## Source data
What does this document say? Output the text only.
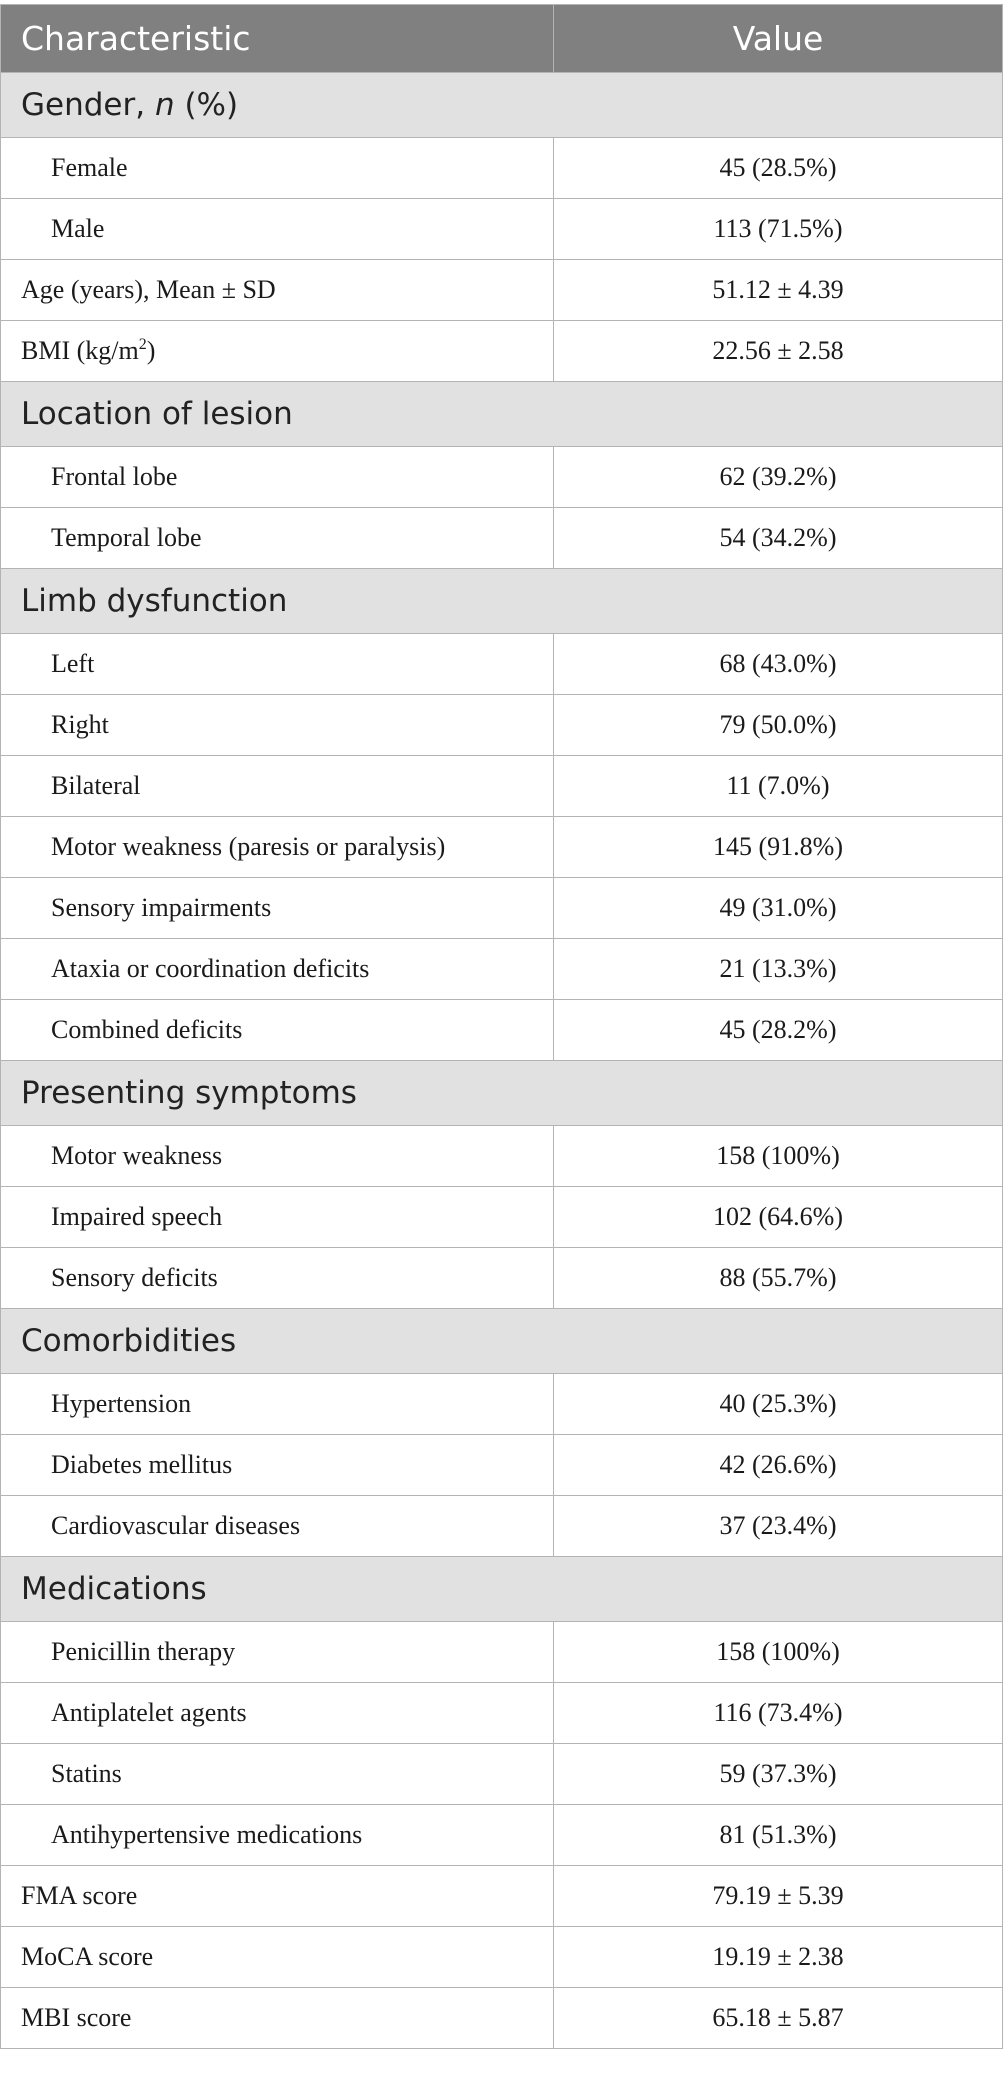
Characteristic	Value
Gender, n (%)	
Female	45 (28.5%)
Male	113 (71.5%)
Age (years), Mean ± SD	51.12 ± 4.39
BMI $(kg/m^2)$	22.56 ± 2.58
Location of lesion	
Frontal lobe	62 (39.2%)
Temporal lobe	54 (34.2%)
Limb dysfunction	
Left	68 (43.0%)
Right	79 (50.0%)
Bilateral	11 (7.0%)
Motor weakness (paresis or paralysis)	145 (91.8%)
Sensory impairments	49 (31.0%)
Ataxia or coordination deficits	21 (13.3%)
Combined deficits	45 (28.2%)
Presenting symptoms	
Motor weakness	158 (100%)
Impaired speech	102 (64.6%)
Sensory deficits	88 (55.7%)
Comorbidities	
Hypertension	40 (25.3%)
Diabetes mellitus	42 (26.6%)
Cardiovascular diseases	37 (23.4%)
Medications	
Penicillin therapy	158 (100%)
Antiplatelet agents	116 (73.4%)
Statins	59 (37.3%)
Antihypertensive medications	81 (51.3%)
FMA score	79.19 ± 5.39
MoCA score	19.19 ± 2.38
MBI score	65.18 ± 5.87
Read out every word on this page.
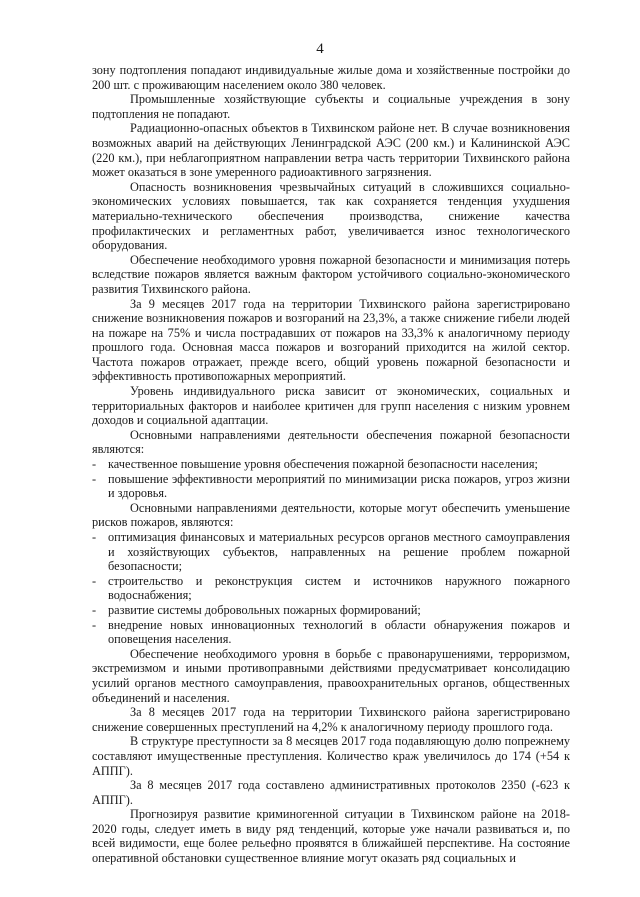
4

зону подтопления попадают индивидуальные жилые дома и хозяйственные постройки до 200 шт. с проживающим населением около 380 человек.

Промышленные хозяйствующие субъекты и социальные учреждения в зону подтопления не попадают.

Радиационно-опасных объектов в Тихвинском районе нет. В случае возникновения возможных аварий на действующих Ленинградской АЭС (200 км.) и Калининской АЭС (220 км.), при неблагоприятном направлении ветра часть территории Тихвинского района может оказаться в зоне умеренного радиоактивного загрязнения.

Опасность возникновения чрезвычайных ситуаций в сложившихся социально-экономических условиях повышается, так как сохраняется тенденция ухудшения материально-технического обеспечения производства, снижение качества профилактических и регламентных работ, увеличивается износ технологического оборудования.

Обеспечение необходимого уровня пожарной безопасности и минимизация потерь вследствие пожаров является важным фактором устойчивого социально-экономического развития Тихвинского района.

За 9 месяцев 2017 года на территории Тихвинского района зарегистрировано снижение возникновения пожаров и возгораний на 23,3%, а также снижение гибели людей на пожаре на 75% и числа пострадавших от пожаров на 33,3% к аналогичному периоду прошлого года. Основная масса пожаров и возгораний приходится на жилой сектор. Частота пожаров отражает, прежде всего, общий уровень пожарной безопасности и эффективность противопожарных мероприятий.

Уровень индивидуального риска зависит от экономических, социальных и территориальных факторов и наиболее критичен для групп населения с низким уровнем доходов и социальной адаптации.

Основными направлениями деятельности обеспечения пожарной безопасности являются:

- качественное повышение уровня обеспечения пожарной безопасности населения;
- повышение эффективности мероприятий по минимизации риска пожаров, угроз жизни и здоровья.

Основными направлениями деятельности, которые могут обеспечить уменьшение рисков пожаров, являются:

- оптимизация финансовых и материальных ресурсов органов местного самоуправления и хозяйствующих субъектов, направленных на решение проблем пожарной безопасности;
- строительство и реконструкция систем и источников наружного пожарного водоснабжения;
- развитие системы добровольных пожарных формирований;
- внедрение новых инновационных технологий в области обнаружения пожаров и оповещения населения.

Обеспечение необходимого уровня в борьбе с правонарушениями, терроризмом, экстремизмом и иными противоправными действиями предусматривает консолидацию усилий органов местного самоуправления, правоохранительных органов, общественных объединений и населения.

За 8 месяцев 2017 года на территории Тихвинского района зарегистрировано снижение совершенных преступлений на 4,2% к аналогичному периоду прошлого года.

В структуре преступности за 8 месяцев 2017 года подавляющую долю попрежнему составляют имущественные преступления. Количество краж увеличилось до 174 (+54 к АППГ).

За 8 месяцев 2017 года составлено административных протоколов 2350 (-623 к АППГ).

Прогнозируя развитие криминогенной ситуации в Тихвинском районе на 2018-2020 годы, следует иметь в виду ряд тенденций, которые уже начали развиваться и, по всей видимости, еще более рельефно проявятся в ближайшей перспективе. На состояние оперативной обстановки существенное влияние могут оказать ряд социальных и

## Task directions
Every line above should be repeated exactly; pictures stay out of the copy.

## Reply to the exercise
What does this document say? Output the text only.
Characteristic	Value
Gender, n (%)	
Female	45 (28.5%)
Male	113 (71.5%)
Age (years), Mean ± SD	51.12 ± 4.39
BMI $(kg/m^2)$	22.56 ± 2.58
Location of lesion	
Frontal lobe	62 (39.2%)
Temporal lobe	54 (34.2%)
Limb dysfunction	
Left	68 (43.0%)
Right	79 (50.0%)
Bilateral	11 (7.0%)
Motor weakness (paresis or paralysis)	145 (91.8%)
Sensory impairments	49 (31.0%)
Ataxia or coordination deficits	21 (13.3%)
Combined deficits	45 (28.2%)
Presenting symptoms	
Motor weakness	158 (100%)
Impaired speech	102 (64.6%)
Sensory deficits	88 (55.7%)
Comorbidities	
Hypertension	40 (25.3%)
Diabetes mellitus	42 (26.6%)
Cardiovascular diseases	37 (23.4%)
Medications	
Penicillin therapy	158 (100%)
Antiplatelet agents	116 (73.4%)
Statins	59 (37.3%)
Antihypertensive medications	81 (51.3%)
FMA score	79.19 ± 5.39
MoCA score	19.19 ± 2.38
MBI score	65.18 ± 5.87
Read out every word on this page.
4

зону подтопления попадают индивидуальные жилые дома и хозяйственные постройки до 200 шт. с проживающим населением около 380 человек.

Промышленные хозяйствующие субъекты и социальные учреждения в зону подтопления не попадают.

Радиационно-опасных объектов в Тихвинском районе нет. В случае возникновения возможных аварий на действующих Ленинградской АЭС (200 км.) и Калининской АЭС (220 км.), при неблагоприятном направлении ветра часть территории Тихвинского района может оказаться в зоне умеренного радиоактивного загрязнения.

Опасность возникновения чрезвычайных ситуаций в сложившихся социально-экономических условиях повышается, так как сохраняется тенденция ухудшения материально-технического обеспечения производства, снижение качества профилактических и регламентных работ, увеличивается износ технологического оборудования.

Обеспечение необходимого уровня пожарной безопасности и минимизация потерь вследствие пожаров является важным фактором устойчивого социально-экономического развития Тихвинского района.

За 9 месяцев 2017 года на территории Тихвинского района зарегистрировано снижение возникновения пожаров и возгораний на 23,3%, а также снижение гибели людей на пожаре на 75% и числа пострадавших от пожаров на 33,3% к аналогичному периоду прошлого года. Основная масса пожаров и возгораний приходится на жилой сектор. Частота пожаров отражает, прежде всего, общий уровень пожарной безопасности и эффективность противопожарных мероприятий.

Уровень индивидуального риска зависит от экономических, социальных и территориальных факторов и наиболее критичен для групп населения с низким уровнем доходов и социальной адаптации.

Основными направлениями деятельности обеспечения пожарной безопасности являются:

- качественное повышение уровня обеспечения пожарной безопасности населения;
- повышение эффективности мероприятий по минимизации риска пожаров, угроз жизни и здоровья.

Основными направлениями деятельности, которые могут обеспечить уменьшение рисков пожаров, являются:

- оптимизация финансовых и материальных ресурсов органов местного самоуправления и хозяйствующих субъектов, направленных на решение проблем пожарной безопасности;
- строительство и реконструкция систем и источников наружного пожарного водоснабжения;
- развитие системы добровольных пожарных формирований;
- внедрение новых инновационных технологий в области обнаружения пожаров и оповещения населения.

Обеспечение необходимого уровня в борьбе с правонарушениями, терроризмом, экстремизмом и иными противоправными действиями предусматривает консолидацию усилий органов местного самоуправления, правоохранительных органов, общественных объединений и населения.

За 8 месяцев 2017 года на территории Тихвинского района зарегистрировано снижение совершенных преступлений на 4,2% к аналогичному периоду прошлого года.

В структуре преступности за 8 месяцев 2017 года подавляющую долю попрежнему составляют имущественные преступления. Количество краж увеличилось до 174 (+54 к АППГ).

За 8 месяцев 2017 года составлено административных протоколов 2350 (-623 к АППГ).

Прогнозируя развитие криминогенной ситуации в Тихвинском районе на 2018-2020 годы, следует иметь в виду ряд тенденций, которые уже начали развиваться и, по всей видимости, еще более рельефно проявятся в ближайшей перспективе. На состояние оперативной обстановки существенное влияние могут оказать ряд социальных и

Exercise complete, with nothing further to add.